Extrait choisi:
LA 4ème COMPAGNIE PORTÉE

EST L’HÉRITIÈRE DE CE QUI A CONFÉRÉ
UNE DIMENSION HUMAINE À L’ÉPOPÉE DU DÉSERT

L’ESPRIT SAHARIEN

LA PLUS AU SUD

    Actuellement la 4ème C.P. est la compagnie du 2ème Régiment Étranger d’Infanterie qui est implantée le plus au Sud. Son P.C., installé à In-Salah, et le poste permanent d’Arak à quelque 300 kilomètres en direction d’In Amguel et Tamanrasset, sont autant des étapes pour les convois que des points stratégiques dans le cadre des terrains d’expérimentation dont la France dispose au Sahara.

    De tout temps In-Salah a été un lieu de passage. Avant l’ère des grands dessèchements sahariens, toute la région du Tidikelt était recouverte d’une intense végétation, ou R’Aba, fournissant la pâture aux grands troupeaux des Touareg. La tradition orale situe la fondation de la ville aux alentours du XIIIème siècle, à l’emplacement d’une source (Ain), mais plusieurs versions ont cours, s’accordant seulement sur la couleur et la qualité du premier bâtisseur : Salah, un noir, esclave des Touareg que les uns veulent avoir été abandonné par ses maîtres, et les autres au contraire, fugitif.

    Quoi qu’il en soit, on lui attribue non seulement la paternité d’In-Salah, mais également le forage de la première foggara, élément indispensable à la vie dans cette contrée puisque traditionnellement c’est grâce à ce système que l’on parvenait à alimenter la région en eau.

Exercice court A:
Reformulez sous forme de liste à puces le paragraphe de l'extrait qui commence par « Actuellement la 4ème C.P. », en conservant ses faits principaux.

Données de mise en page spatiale
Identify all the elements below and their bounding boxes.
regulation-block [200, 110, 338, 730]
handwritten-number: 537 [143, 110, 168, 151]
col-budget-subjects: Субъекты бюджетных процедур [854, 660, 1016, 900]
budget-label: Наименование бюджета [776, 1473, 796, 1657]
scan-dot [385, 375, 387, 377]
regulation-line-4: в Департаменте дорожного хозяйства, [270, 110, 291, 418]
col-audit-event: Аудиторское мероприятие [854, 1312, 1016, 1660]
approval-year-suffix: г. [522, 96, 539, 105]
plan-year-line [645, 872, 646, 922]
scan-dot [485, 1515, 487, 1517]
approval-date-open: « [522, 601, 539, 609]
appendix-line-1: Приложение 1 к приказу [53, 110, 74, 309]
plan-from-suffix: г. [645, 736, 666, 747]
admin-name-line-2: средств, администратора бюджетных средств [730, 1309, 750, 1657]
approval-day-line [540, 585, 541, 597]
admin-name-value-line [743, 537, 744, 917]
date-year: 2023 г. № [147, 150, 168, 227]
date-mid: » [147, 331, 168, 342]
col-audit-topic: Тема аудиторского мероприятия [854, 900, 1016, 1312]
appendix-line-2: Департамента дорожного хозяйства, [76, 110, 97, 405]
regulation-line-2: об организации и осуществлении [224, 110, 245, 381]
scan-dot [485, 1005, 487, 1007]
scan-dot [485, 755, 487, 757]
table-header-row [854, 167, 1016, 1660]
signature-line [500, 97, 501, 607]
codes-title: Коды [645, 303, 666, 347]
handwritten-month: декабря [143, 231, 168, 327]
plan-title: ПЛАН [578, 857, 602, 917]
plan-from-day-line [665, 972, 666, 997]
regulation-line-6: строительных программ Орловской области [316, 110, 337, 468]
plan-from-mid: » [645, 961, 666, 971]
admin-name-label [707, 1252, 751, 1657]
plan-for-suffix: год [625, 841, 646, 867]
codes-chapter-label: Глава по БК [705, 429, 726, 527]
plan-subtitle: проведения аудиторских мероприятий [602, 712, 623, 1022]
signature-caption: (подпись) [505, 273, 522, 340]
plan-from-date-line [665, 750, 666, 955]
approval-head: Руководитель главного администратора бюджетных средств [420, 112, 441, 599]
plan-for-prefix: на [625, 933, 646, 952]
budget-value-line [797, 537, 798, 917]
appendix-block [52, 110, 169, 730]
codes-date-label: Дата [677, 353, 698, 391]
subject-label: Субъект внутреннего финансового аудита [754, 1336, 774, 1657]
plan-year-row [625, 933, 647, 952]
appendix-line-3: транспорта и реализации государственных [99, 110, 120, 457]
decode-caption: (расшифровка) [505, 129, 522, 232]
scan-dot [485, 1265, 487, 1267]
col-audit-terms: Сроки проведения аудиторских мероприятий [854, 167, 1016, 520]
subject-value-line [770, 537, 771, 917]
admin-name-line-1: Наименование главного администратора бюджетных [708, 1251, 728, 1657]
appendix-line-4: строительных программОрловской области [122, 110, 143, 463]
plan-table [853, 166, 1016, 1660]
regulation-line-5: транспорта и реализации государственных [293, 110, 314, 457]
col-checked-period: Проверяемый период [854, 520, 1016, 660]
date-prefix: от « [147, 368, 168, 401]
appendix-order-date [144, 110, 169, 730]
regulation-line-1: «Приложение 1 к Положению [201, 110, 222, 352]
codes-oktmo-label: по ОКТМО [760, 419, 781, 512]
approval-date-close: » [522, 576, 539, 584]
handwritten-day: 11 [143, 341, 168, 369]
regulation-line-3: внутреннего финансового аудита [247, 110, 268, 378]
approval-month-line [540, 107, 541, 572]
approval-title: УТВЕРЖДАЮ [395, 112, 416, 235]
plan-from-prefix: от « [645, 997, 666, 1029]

Exercice court B:
Mettez à jour les lignes de mise en page, de la première jusqu'à celle qui contient « scan-dot [385, 375, 387, 377] » incluse, en remplaçant « handwritten-number » par « margin-number ». Ne renvoyez que ces lignes.

Réponse complète A:
- La 4ème C.P. est la compagnie du 2ème Régiment Étranger d'Infanterie implantée le plus au Sud.
- Son P.C. se trouve à In-Salah.
- Le poste permanent d'Arak est situé à quelque 300 kilomètres en direction d'In Amguel et Tamanrasset.
- Ces deux sites servent d'étapes pour les convois et de points stratégiques pour les terrains d'expérimentation dont la France dispose au Sahara.

Réponse complète B:
Identify all the elements below and their bounding boxes.
regulation-block [200, 110, 338, 730]
margin-number: 537 [143, 110, 168, 151]
col-budget-subjects: Субъекты бюджетных процедур [854, 660, 1016, 900]
budget-label: Наименование бюджета [776, 1473, 796, 1657]
scan-dot [385, 375, 387, 377]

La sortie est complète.